GIVEN DATA:

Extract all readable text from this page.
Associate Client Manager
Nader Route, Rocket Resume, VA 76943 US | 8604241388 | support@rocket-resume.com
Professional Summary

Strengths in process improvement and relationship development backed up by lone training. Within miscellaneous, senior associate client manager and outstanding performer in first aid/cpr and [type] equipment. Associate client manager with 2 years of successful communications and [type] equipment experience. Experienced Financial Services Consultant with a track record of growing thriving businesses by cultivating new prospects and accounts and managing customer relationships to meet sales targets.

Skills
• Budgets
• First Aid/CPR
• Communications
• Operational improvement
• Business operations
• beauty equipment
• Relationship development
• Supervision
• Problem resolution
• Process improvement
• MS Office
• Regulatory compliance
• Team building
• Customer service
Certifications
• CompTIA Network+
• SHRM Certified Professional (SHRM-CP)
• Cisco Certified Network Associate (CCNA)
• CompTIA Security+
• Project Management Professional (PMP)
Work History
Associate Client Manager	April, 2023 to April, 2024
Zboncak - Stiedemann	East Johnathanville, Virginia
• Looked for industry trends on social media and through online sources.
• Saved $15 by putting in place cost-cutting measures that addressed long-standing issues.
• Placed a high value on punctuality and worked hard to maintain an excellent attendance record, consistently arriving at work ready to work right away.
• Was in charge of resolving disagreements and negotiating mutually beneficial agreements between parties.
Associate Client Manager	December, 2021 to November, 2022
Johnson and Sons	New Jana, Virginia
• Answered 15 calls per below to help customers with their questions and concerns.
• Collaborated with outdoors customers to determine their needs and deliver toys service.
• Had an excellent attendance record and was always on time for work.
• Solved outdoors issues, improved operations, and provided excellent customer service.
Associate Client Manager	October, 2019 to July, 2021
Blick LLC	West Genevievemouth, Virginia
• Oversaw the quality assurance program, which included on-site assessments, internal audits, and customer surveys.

PROBLEM DESCRIPTION: Filter the entries and copy out every line with the word "operations".

SOLUTION FOR THIS PROBLEM:
• Business operations
• Solved outdoors issues, improved operations, and provided excellent customer service.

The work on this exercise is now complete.